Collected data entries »
□ □ □

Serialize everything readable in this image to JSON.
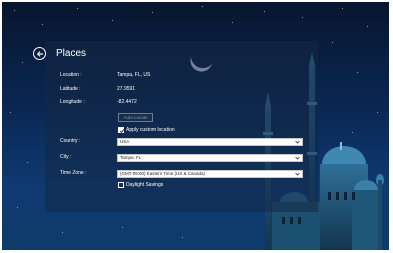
{
  "header": {
    "title": "Places",
    "back_icon": "back-arrow-icon"
  },
  "info": {
    "location_label": "Location :",
    "location_value": "Tampa, FL, US",
    "latitude_label": "Latitude :",
    "latitude_value": "27.9591",
    "longitude_label": "Longitude :",
    "longitude_value": "-82.4472"
  },
  "auto_locate": {
    "label": "Auto Locate"
  },
  "custom_location": {
    "label": "Apply custom location",
    "checked": true
  },
  "country": {
    "label": "Country :",
    "value": "USA"
  },
  "city": {
    "label": "City :",
    "value": "Tampa, FL"
  },
  "timezone": {
    "label": "Time Zone :",
    "value": "(GMT-05:00) Eastern Time (US & Canada)"
  },
  "daylight": {
    "label": "Daylight Savings",
    "checked": false
  },
  "colors": {
    "sky_top": "#07162e",
    "sky_bottom": "#0f3a72",
    "text": "#ffffff"
  }
}
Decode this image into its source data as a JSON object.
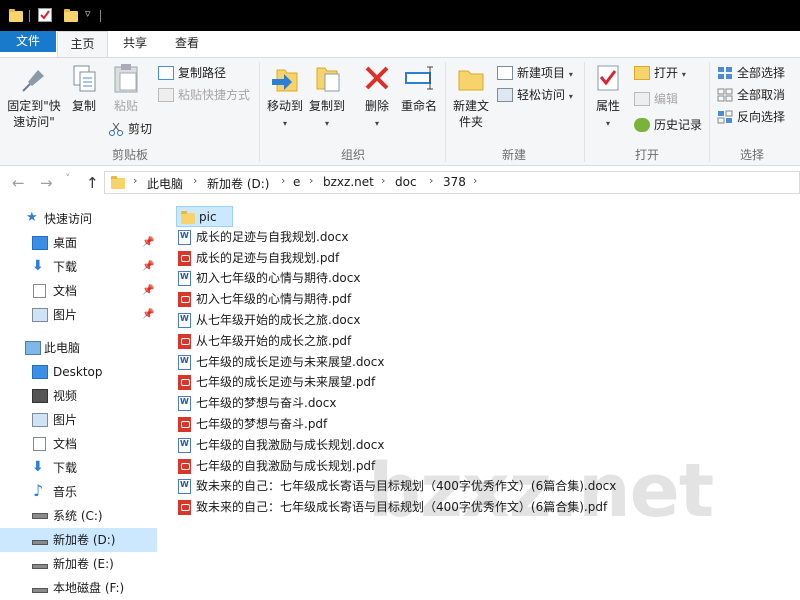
{
  "title_bar": {
    "icons": [
      "folder-icon",
      "properties-check-icon",
      "new-folder-icon",
      "customize-dropdown-icon"
    ]
  },
  "tabs": [
    {
      "label": "文件"
    },
    {
      "label": "主页"
    },
    {
      "label": "共享"
    },
    {
      "label": "查看"
    }
  ],
  "ribbon": {
    "clipboard": {
      "pin_quick_access": "固定到\"快速访问\"",
      "copy": "复制",
      "paste": "粘贴",
      "copy_path": "复制路径",
      "paste_shortcut": "粘贴快捷方式",
      "cut": "剪切",
      "group": "剪贴板"
    },
    "organize": {
      "move_to": "移动到",
      "copy_to": "复制到",
      "delete": "删除",
      "rename": "重命名",
      "group": "组织"
    },
    "new": {
      "new_folder": "新建文件夹",
      "new_item": "新建项目",
      "easy_access": "轻松访问",
      "group": "新建"
    },
    "open": {
      "properties": "属性",
      "open": "打开",
      "edit": "编辑",
      "history": "历史记录",
      "group": "打开"
    },
    "select": {
      "select_all": "全部选择",
      "select_none": "全部取消",
      "invert": "反向选择",
      "group": "选择"
    }
  },
  "address": {
    "back": "←",
    "forward": "→",
    "recent": "˅",
    "up": "↑",
    "crumbs": [
      "此电脑",
      "新加卷 (D:)",
      "e",
      "bzxz.net",
      "doc",
      "378"
    ]
  },
  "nav": {
    "quick_access": "快速访问",
    "desktop": "桌面",
    "downloads": "下载",
    "documents": "文档",
    "pictures": "图片",
    "this_pc": "此电脑",
    "pc_desktop": "Desktop",
    "videos": "视频",
    "pc_pictures": "图片",
    "pc_documents": "文档",
    "pc_downloads": "下载",
    "music": "音乐",
    "drive_c": "系统 (C:)",
    "drive_d": "新加卷 (D:)",
    "drive_e": "新加卷 (E:)",
    "drive_f": "本地磁盘 (F:)"
  },
  "files": [
    {
      "name": "pic",
      "type": "folder"
    },
    {
      "name": "成长的足迹与自我规划.docx",
      "type": "docx"
    },
    {
      "name": "成长的足迹与自我规划.pdf",
      "type": "pdf"
    },
    {
      "name": "初入七年级的心情与期待.docx",
      "type": "docx"
    },
    {
      "name": "初入七年级的心情与期待.pdf",
      "type": "pdf"
    },
    {
      "name": "从七年级开始的成长之旅.docx",
      "type": "docx"
    },
    {
      "name": "从七年级开始的成长之旅.pdf",
      "type": "pdf"
    },
    {
      "name": "七年级的成长足迹与未来展望.docx",
      "type": "docx"
    },
    {
      "name": "七年级的成长足迹与未来展望.pdf",
      "type": "pdf"
    },
    {
      "name": "七年级的梦想与奋斗.docx",
      "type": "docx"
    },
    {
      "name": "七年级的梦想与奋斗.pdf",
      "type": "pdf"
    },
    {
      "name": "七年级的自我激励与成长规划.docx",
      "type": "docx"
    },
    {
      "name": "七年级的自我激励与成长规划.pdf",
      "type": "pdf"
    },
    {
      "name": "致未来的自己：七年级成长寄语与目标规划（400字优秀作文）(6篇合集).docx",
      "type": "docx"
    },
    {
      "name": "致未来的自己：七年级成长寄语与目标规划（400字优秀作文）(6篇合集).pdf",
      "type": "pdf"
    }
  ],
  "watermark": "bzxz.net"
}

□ □ □

Your task » Without the pictures, write out all of the material exactly.

Solved problem »
Serialize everything readable in this image to JSON.
{
  "header": {
    "title": "Places",
    "back_icon": "back-arrow-icon"
  },
  "info": {
    "location_label": "Location :",
    "location_value": "Tampa, FL, US",
    "latitude_label": "Latitude :",
    "latitude_value": "27.9591",
    "longitude_label": "Longitude :",
    "longitude_value": "-82.4472"
  },
  "auto_locate": {
    "label": "Auto Locate"
  },
  "custom_location": {
    "label": "Apply custom location",
    "checked": true
  },
  "country": {
    "label": "Country :",
    "value": "USA"
  },
  "city": {
    "label": "City :",
    "value": "Tampa, FL"
  },
  "timezone": {
    "label": "Time Zone :",
    "value": "(GMT-05:00) Eastern Time (US & Canada)"
  },
  "daylight": {
    "label": "Daylight Savings",
    "checked": false
  },
  "colors": {
    "sky_top": "#07162e",
    "sky_bottom": "#0f3a72",
    "text": "#ffffff"
  }
}
Decode this image into its source data as a JSON object.
{
  "title_bar": {
    "icons": [
      "folder-icon",
      "properties-check-icon",
      "new-folder-icon",
      "customize-dropdown-icon"
    ]
  },
  "tabs": [
    {
      "label": "文件"
    },
    {
      "label": "主页"
    },
    {
      "label": "共享"
    },
    {
      "label": "查看"
    }
  ],
  "ribbon": {
    "clipboard": {
      "pin_quick_access": "固定到\"快速访问\"",
      "copy": "复制",
      "paste": "粘贴",
      "copy_path": "复制路径",
      "paste_shortcut": "粘贴快捷方式",
      "cut": "剪切",
      "group": "剪贴板"
    },
    "organize": {
      "move_to": "移动到",
      "copy_to": "复制到",
      "delete": "删除",
      "rename": "重命名",
      "group": "组织"
    },
    "new": {
      "new_folder": "新建文件夹",
      "new_item": "新建项目",
      "easy_access": "轻松访问",
      "group": "新建"
    },
    "open": {
      "properties": "属性",
      "open": "打开",
      "edit": "编辑",
      "history": "历史记录",
      "group": "打开"
    },
    "select": {
      "select_all": "全部选择",
      "select_none": "全部取消",
      "invert": "反向选择",
      "group": "选择"
    }
  },
  "address": {
    "back": "←",
    "forward": "→",
    "recent": "˅",
    "up": "↑",
    "crumbs": [
      "此电脑",
      "新加卷 (D:)",
      "e",
      "bzxz.net",
      "doc",
      "378"
    ]
  },
  "nav": {
    "quick_access": "快速访问",
    "desktop": "桌面",
    "downloads": "下载",
    "documents": "文档",
    "pictures": "图片",
    "this_pc": "此电脑",
    "pc_desktop": "Desktop",
    "videos": "视频",
    "pc_pictures": "图片",
    "pc_documents": "文档",
    "pc_downloads": "下载",
    "music": "音乐",
    "drive_c": "系统 (C:)",
    "drive_d": "新加卷 (D:)",
    "drive_e": "新加卷 (E:)",
    "drive_f": "本地磁盘 (F:)"
  },
  "files": [
    {
      "name": "pic",
      "type": "folder"
    },
    {
      "name": "成长的足迹与自我规划.docx",
      "type": "docx"
    },
    {
      "name": "成长的足迹与自我规划.pdf",
      "type": "pdf"
    },
    {
      "name": "初入七年级的心情与期待.docx",
      "type": "docx"
    },
    {
      "name": "初入七年级的心情与期待.pdf",
      "type": "pdf"
    },
    {
      "name": "从七年级开始的成长之旅.docx",
      "type": "docx"
    },
    {
      "name": "从七年级开始的成长之旅.pdf",
      "type": "pdf"
    },
    {
      "name": "七年级的成长足迹与未来展望.docx",
      "type": "docx"
    },
    {
      "name": "七年级的成长足迹与未来展望.pdf",
      "type": "pdf"
    },
    {
      "name": "七年级的梦想与奋斗.docx",
      "type": "docx"
    },
    {
      "name": "七年级的梦想与奋斗.pdf",
      "type": "pdf"
    },
    {
      "name": "七年级的自我激励与成长规划.docx",
      "type": "docx"
    },
    {
      "name": "七年级的自我激励与成长规划.pdf",
      "type": "pdf"
    },
    {
      "name": "致未来的自己：七年级成长寄语与目标规划（400字优秀作文）(6篇合集).docx",
      "type": "docx"
    },
    {
      "name": "致未来的自己：七年级成长寄语与目标规划（400字优秀作文）(6篇合集).pdf",
      "type": "pdf"
    }
  ],
  "watermark": "bzxz.net"
}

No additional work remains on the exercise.